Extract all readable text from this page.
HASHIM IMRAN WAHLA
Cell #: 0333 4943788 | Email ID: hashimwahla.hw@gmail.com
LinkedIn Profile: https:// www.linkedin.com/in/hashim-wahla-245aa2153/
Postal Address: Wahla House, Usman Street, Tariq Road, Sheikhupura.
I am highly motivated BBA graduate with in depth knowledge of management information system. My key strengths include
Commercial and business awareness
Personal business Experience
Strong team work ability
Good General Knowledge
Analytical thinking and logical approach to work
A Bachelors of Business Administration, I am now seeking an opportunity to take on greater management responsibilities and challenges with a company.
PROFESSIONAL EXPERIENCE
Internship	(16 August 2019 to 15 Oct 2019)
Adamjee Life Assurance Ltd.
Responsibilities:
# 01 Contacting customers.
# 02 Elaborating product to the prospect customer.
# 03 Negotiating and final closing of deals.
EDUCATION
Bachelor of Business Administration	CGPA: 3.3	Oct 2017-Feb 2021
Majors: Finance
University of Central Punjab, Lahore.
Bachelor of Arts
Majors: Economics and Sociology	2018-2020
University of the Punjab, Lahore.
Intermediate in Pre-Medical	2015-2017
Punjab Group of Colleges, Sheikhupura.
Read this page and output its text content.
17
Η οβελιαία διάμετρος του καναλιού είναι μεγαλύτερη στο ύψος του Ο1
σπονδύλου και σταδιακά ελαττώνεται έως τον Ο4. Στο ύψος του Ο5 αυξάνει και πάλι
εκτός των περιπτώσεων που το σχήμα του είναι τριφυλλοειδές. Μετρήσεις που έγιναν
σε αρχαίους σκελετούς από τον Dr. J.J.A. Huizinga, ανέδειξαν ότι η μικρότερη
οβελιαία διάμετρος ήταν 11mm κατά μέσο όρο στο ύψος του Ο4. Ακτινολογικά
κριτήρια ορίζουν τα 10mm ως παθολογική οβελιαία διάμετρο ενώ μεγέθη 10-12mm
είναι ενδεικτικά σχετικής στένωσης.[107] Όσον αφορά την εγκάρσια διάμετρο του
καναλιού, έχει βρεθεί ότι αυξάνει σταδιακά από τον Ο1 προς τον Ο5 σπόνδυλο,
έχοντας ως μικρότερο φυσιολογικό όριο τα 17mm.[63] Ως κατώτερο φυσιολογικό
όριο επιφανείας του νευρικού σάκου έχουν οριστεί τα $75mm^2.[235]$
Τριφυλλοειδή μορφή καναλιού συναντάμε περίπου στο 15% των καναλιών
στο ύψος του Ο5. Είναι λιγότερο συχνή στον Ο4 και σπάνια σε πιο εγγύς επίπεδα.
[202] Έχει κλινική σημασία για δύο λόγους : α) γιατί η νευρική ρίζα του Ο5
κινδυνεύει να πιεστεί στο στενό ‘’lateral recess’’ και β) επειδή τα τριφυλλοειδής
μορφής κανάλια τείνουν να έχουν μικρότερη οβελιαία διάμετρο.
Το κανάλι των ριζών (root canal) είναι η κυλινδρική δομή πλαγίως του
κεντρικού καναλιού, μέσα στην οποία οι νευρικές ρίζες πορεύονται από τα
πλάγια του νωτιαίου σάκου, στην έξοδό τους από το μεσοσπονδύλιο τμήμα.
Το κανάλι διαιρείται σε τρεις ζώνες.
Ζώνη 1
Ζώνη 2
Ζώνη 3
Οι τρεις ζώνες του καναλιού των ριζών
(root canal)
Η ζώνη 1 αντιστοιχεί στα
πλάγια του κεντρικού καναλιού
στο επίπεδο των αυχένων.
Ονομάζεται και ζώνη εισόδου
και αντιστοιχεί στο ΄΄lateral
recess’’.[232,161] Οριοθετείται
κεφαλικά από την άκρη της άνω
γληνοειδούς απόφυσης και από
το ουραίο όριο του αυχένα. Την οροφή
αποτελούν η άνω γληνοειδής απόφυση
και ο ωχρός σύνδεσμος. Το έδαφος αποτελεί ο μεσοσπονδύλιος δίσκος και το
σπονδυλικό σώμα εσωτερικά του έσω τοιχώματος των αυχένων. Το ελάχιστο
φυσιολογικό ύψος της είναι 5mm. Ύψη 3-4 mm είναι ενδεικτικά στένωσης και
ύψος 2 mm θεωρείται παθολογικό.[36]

*REQUIRED WORK:*
Every line above should be retyped exactly as given.

*THE ANSWER:*
Extract all readable text from this page.
HASHIM IMRAN WAHLA
Cell #: 0333 4943788 | Email ID: hashimwahla.hw@gmail.com
LinkedIn Profile: https:// www.linkedin.com/in/hashim-wahla-245aa2153/
Postal Address: Wahla House, Usman Street, Tariq Road, Sheikhupura.
I am highly motivated BBA graduate with in depth knowledge of management information system. My key strengths include
Commercial and business awareness
Personal business Experience
Strong team work ability
Good General Knowledge
Analytical thinking and logical approach to work
A Bachelors of Business Administration, I am now seeking an opportunity to take on greater management responsibilities and challenges with a company.
PROFESSIONAL EXPERIENCE
Internship	(16 August 2019 to 15 Oct 2019)
Adamjee Life Assurance Ltd.
Responsibilities:
# 01 Contacting customers.
# 02 Elaborating product to the prospect customer.
# 03 Negotiating and final closing of deals.
EDUCATION
Bachelor of Business Administration	CGPA: 3.3	Oct 2017-Feb 2021
Majors: Finance
University of Central Punjab, Lahore.
Bachelor of Arts
Majors: Economics and Sociology	2018-2020
University of the Punjab, Lahore.
Intermediate in Pre-Medical	2015-2017
Punjab Group of Colleges, Sheikhupura.
Read this page and output its text content.
17
Η οβελιαία διάμετρος του καναλιού είναι μεγαλύτερη στο ύψος του Ο1
σπονδύλου και σταδιακά ελαττώνεται έως τον Ο4. Στο ύψος του Ο5 αυξάνει και πάλι
εκτός των περιπτώσεων που το σχήμα του είναι τριφυλλοειδές. Μετρήσεις που έγιναν
σε αρχαίους σκελετούς από τον Dr. J.J.A. Huizinga, ανέδειξαν ότι η μικρότερη
οβελιαία διάμετρος ήταν 11mm κατά μέσο όρο στο ύψος του Ο4. Ακτινολογικά
κριτήρια ορίζουν τα 10mm ως παθολογική οβελιαία διάμετρο ενώ μεγέθη 10-12mm
είναι ενδεικτικά σχετικής στένωσης.[107] Όσον αφορά την εγκάρσια διάμετρο του
καναλιού, έχει βρεθεί ότι αυξάνει σταδιακά από τον Ο1 προς τον Ο5 σπόνδυλο,
έχοντας ως μικρότερο φυσιολογικό όριο τα 17mm.[63] Ως κατώτερο φυσιολογικό
όριο επιφανείας του νευρικού σάκου έχουν οριστεί τα $75mm^2.[235]$
Τριφυλλοειδή μορφή καναλιού συναντάμε περίπου στο 15% των καναλιών
στο ύψος του Ο5. Είναι λιγότερο συχνή στον Ο4 και σπάνια σε πιο εγγύς επίπεδα.
[202] Έχει κλινική σημασία για δύο λόγους : α) γιατί η νευρική ρίζα του Ο5
κινδυνεύει να πιεστεί στο στενό ‘’lateral recess’’ και β) επειδή τα τριφυλλοειδής
μορφής κανάλια τείνουν να έχουν μικρότερη οβελιαία διάμετρο.
Το κανάλι των ριζών (root canal) είναι η κυλινδρική δομή πλαγίως του
κεντρικού καναλιού, μέσα στην οποία οι νευρικές ρίζες πορεύονται από τα
πλάγια του νωτιαίου σάκου, στην έξοδό τους από το μεσοσπονδύλιο τμήμα.
Το κανάλι διαιρείται σε τρεις ζώνες.
Ζώνη 1
Ζώνη 2
Ζώνη 3
Οι τρεις ζώνες του καναλιού των ριζών
(root canal)
Η ζώνη 1 αντιστοιχεί στα
πλάγια του κεντρικού καναλιού
στο επίπεδο των αυχένων.
Ονομάζεται και ζώνη εισόδου
και αντιστοιχεί στο ΄΄lateral
recess’’.[232,161] Οριοθετείται
κεφαλικά από την άκρη της άνω
γληνοειδούς απόφυσης και από
το ουραίο όριο του αυχένα. Την οροφή
αποτελούν η άνω γληνοειδής απόφυση
και ο ωχρός σύνδεσμος. Το έδαφος αποτελεί ο μεσοσπονδύλιος δίσκος και το
σπονδυλικό σώμα εσωτερικά του έσω τοιχώματος των αυχένων. Το ελάχιστο
φυσιολογικό ύψος της είναι 5mm. Ύψη 3-4 mm είναι ενδεικτικά στένωσης και
ύψος 2 mm θεωρείται παθολογικό.[36]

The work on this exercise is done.